Extracted data entries
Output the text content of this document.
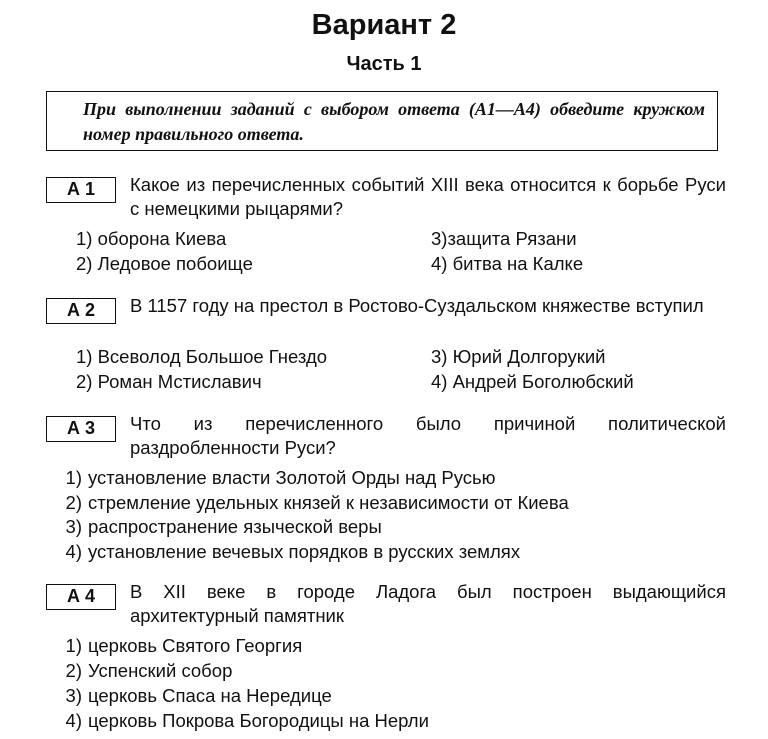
Вариант 2
Часть 1
При выполнении заданий с выбором ответа (А1—А4) обведите кружком номер правильного ответа.
А 1	Какое из перечисленных событий XIII века относится к борьбе Руси с немецкими рыцарями?
1) оборона Киева	3)защита Рязани
2) Ледовое побоище	4) битва на Калке
А 2	В 1157 году на престол в Ростово-Суздальском княжестве вступил
1) Всеволод Большое Гнездо	3) Юрий Долгорукий
2) Роман Мстиславич	4) Андрей Боголюбский
А 3	Что из перечисленного было причиной политической раздробленности Руси?
1) установление власти Золотой Орды над Русью
2) стремление удельных князей к независимости от Киева
3) распространение языческой веры
4) установление вечевых порядков в русских землях
А 4	В XII веке в городе Ладога был построен выдающийся архитектурный памятник
1) церковь Святого Георгия
2) Успенский собор
3) церковь Спаса на Нередице
4) церковь Покрова Богородицы на Нерли
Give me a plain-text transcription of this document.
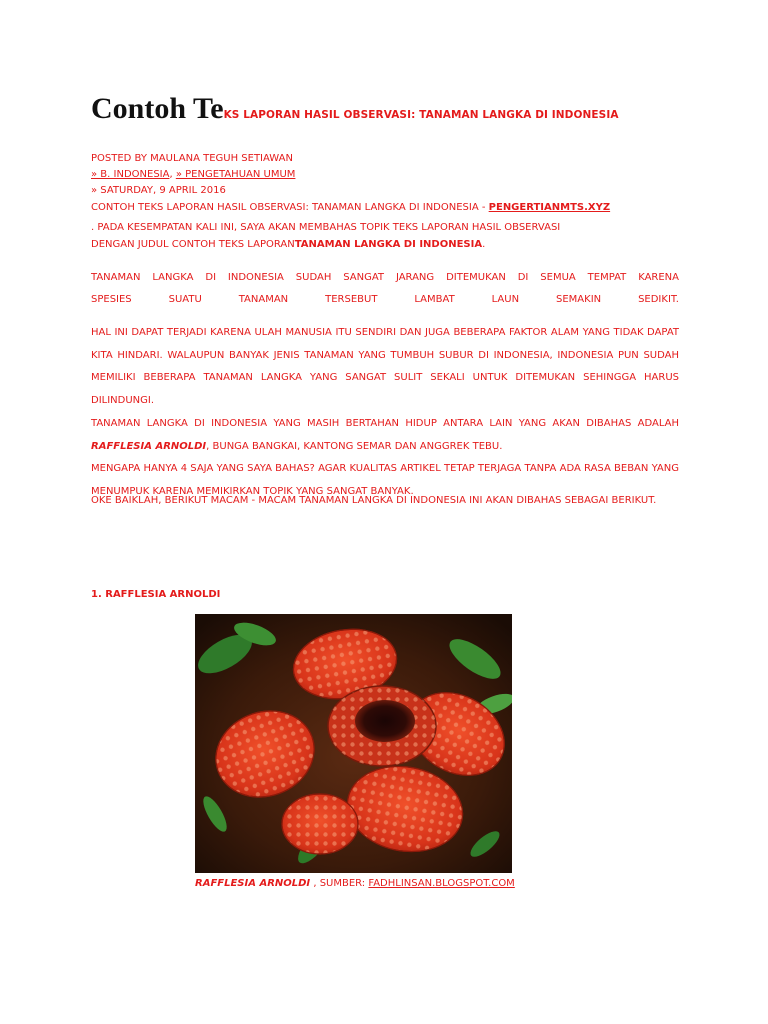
Contoh TeKS LAPORAN HASIL OBSERVASI: TANAMAN LANGKA DI INDONESIA
POSTED BY MAULANA TEGUH SETIAWAN
» B. INDONESIA, » PENGETAHUAN UMUM
» SATURDAY, 9 APRIL 2016
CONTOH TEKS LAPORAN HASIL OBSERVASI: TANAMAN LANGKA DI INDONESIA - PENGERTIANMTS.XYZ
. PADA KESEMPATAN KALI INI, SAYA AKAN MEMBAHAS TOPIK TEKS LAPORAN HASIL OBSERVASI
DENGAN JUDUL CONTOH TEKS LAPORANTANAMAN LANGKA DI INDONESIA.
TANAMAN LANGKA DI INDONESIA SUDAH SANGAT JARANG DITEMUKAN DI SEMUA TEMPAT KARENA
SPESIES SUATU TANAMAN TERSEBUT LAMBAT LAUN SEMAKIN SEDIKIT.
HAL INI DAPAT TERJADI KARENA ULAH MANUSIA ITU SENDIRI DAN JUGA BEBERAPA FAKTOR ALAM YANG TIDAK DAPAT KITA HINDARI. WALAUPUN BANYAK JENIS TANAMAN YANG TUMBUH SUBUR DI INDONESIA, INDONESIA PUN SUDAH MEMILIKI BEBERAPA TANAMAN LANGKA YANG SANGAT SULIT SEKALI UNTUK DITEMUKAN SEHINGGA HARUS DILINDUNGI.
TANAMAN LANGKA DI INDONESIA YANG MASIH BERTAHAN HIDUP ANTARA LAIN YANG AKAN DIBAHAS ADALAH RAFFLESIA ARNOLDI, BUNGA BANGKAI, KANTONG SEMAR DAN ANGGREK TEBU.
MENGAPA HANYA 4 SAJA YANG SAYA BAHAS? AGAR KUALITAS ARTIKEL TETAP TERJAGA TANPA ADA RASA BEBAN YANG MENUMPUK KARENA MEMIKIRKAN TOPIK YANG SANGAT BANYAK.
OKE BAIKLAH, BERIKUT MACAM - MACAM TANAMAN LANGKA DI INDONESIA INI AKAN DIBAHAS SEBAGAI BERIKUT.
1. RAFFLESIA ARNOLDI
RAFFLESIA ARNOLDI , SUMBER: FADHLINSAN.BLOGSPOT.COM
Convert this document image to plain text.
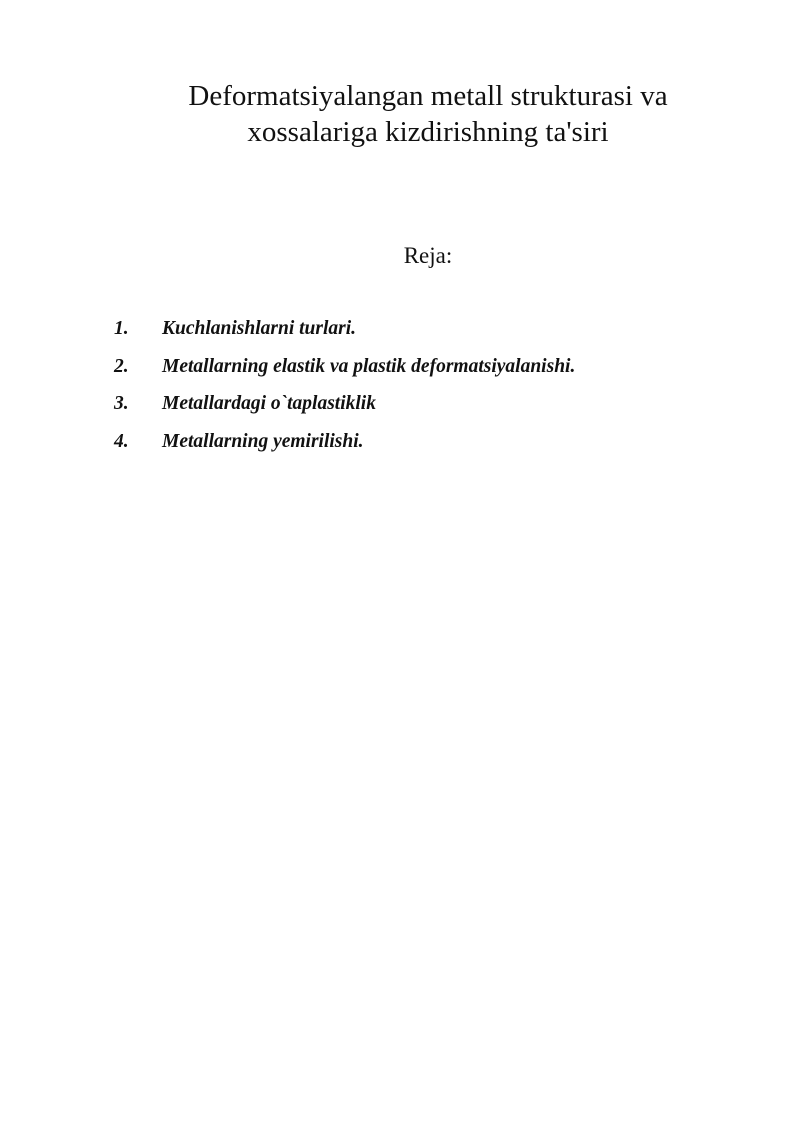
Deformatsiyalangan metall strukturasi va
xossalariga kizdirishning ta'siri
Reja:
1.	Kuchlanishlarni turlari.
2.	Metallarning elastik va plastik deformatsiyalanishi.
3.	Metallardagi o`taplastiklik
4.	Metallarning yemirilishi.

• [To do] Leave out the pictures and print every line of the data exactly.

• [Exercise answer]
Output the text content of this document.
Вариант 2
Часть 1
При выполнении заданий с выбором ответа (А1—А4) обведите кружком номер правильного ответа.
А 1	Какое из перечисленных событий XIII века относится к борьбе Руси с немецкими рыцарями?
1) оборона Киева	3)защита Рязани
2) Ледовое побоище	4) битва на Калке
А 2	В 1157 году на престол в Ростово-Суздальском княжестве вступил
1) Всеволод Большое Гнездо	3) Юрий Долгорукий
2) Роман Мстиславич	4) Андрей Боголюбский
А 3	Что из перечисленного было причиной политической раздробленности Руси?
1) установление власти Золотой Орды над Русью
2) стремление удельных князей к независимости от Киева
3) распространение языческой веры
4) установление вечевых порядков в русских землях
А 4	В XII веке в городе Ладога был построен выдающийся архитектурный памятник
1) церковь Святого Георгия
2) Успенский собор
3) церковь Спаса на Нередице
4) церковь Покрова Богородицы на Нерли
Give me a plain-text transcription of this document.
Contoh TeKS LAPORAN HASIL OBSERVASI: TANAMAN LANGKA DI INDONESIA
POSTED BY MAULANA TEGUH SETIAWAN
» B. INDONESIA, » PENGETAHUAN UMUM
» SATURDAY, 9 APRIL 2016
CONTOH TEKS LAPORAN HASIL OBSERVASI: TANAMAN LANGKA DI INDONESIA - PENGERTIANMTS.XYZ
. PADA KESEMPATAN KALI INI, SAYA AKAN MEMBAHAS TOPIK TEKS LAPORAN HASIL OBSERVASI
DENGAN JUDUL CONTOH TEKS LAPORANTANAMAN LANGKA DI INDONESIA.
TANAMAN LANGKA DI INDONESIA SUDAH SANGAT JARANG DITEMUKAN DI SEMUA TEMPAT KARENA
SPESIES SUATU TANAMAN TERSEBUT LAMBAT LAUN SEMAKIN SEDIKIT.
HAL INI DAPAT TERJADI KARENA ULAH MANUSIA ITU SENDIRI DAN JUGA BEBERAPA FAKTOR ALAM YANG TIDAK DAPAT KITA HINDARI. WALAUPUN BANYAK JENIS TANAMAN YANG TUMBUH SUBUR DI INDONESIA, INDONESIA PUN SUDAH MEMILIKI BEBERAPA TANAMAN LANGKA YANG SANGAT SULIT SEKALI UNTUK DITEMUKAN SEHINGGA HARUS DILINDUNGI.
TANAMAN LANGKA DI INDONESIA YANG MASIH BERTAHAN HIDUP ANTARA LAIN YANG AKAN DIBAHAS ADALAH RAFFLESIA ARNOLDI, BUNGA BANGKAI, KANTONG SEMAR DAN ANGGREK TEBU.
MENGAPA HANYA 4 SAJA YANG SAYA BAHAS? AGAR KUALITAS ARTIKEL TETAP TERJAGA TANPA ADA RASA BEBAN YANG MENUMPUK KARENA MEMIKIRKAN TOPIK YANG SANGAT BANYAK.
OKE BAIKLAH, BERIKUT MACAM - MACAM TANAMAN LANGKA DI INDONESIA INI AKAN DIBAHAS SEBAGAI BERIKUT.
1. RAFFLESIA ARNOLDI
RAFFLESIA ARNOLDI , SUMBER: FADHLINSAN.BLOGSPOT.COM
Convert this document image to plain text.
Deformatsiyalangan metall strukturasi va
xossalariga kizdirishning ta'siri
Reja:
1.	Kuchlanishlarni turlari.
2.	Metallarning elastik va plastik deformatsiyalanishi.
3.	Metallardagi o`taplastiklik
4.	Metallarning yemirilishi.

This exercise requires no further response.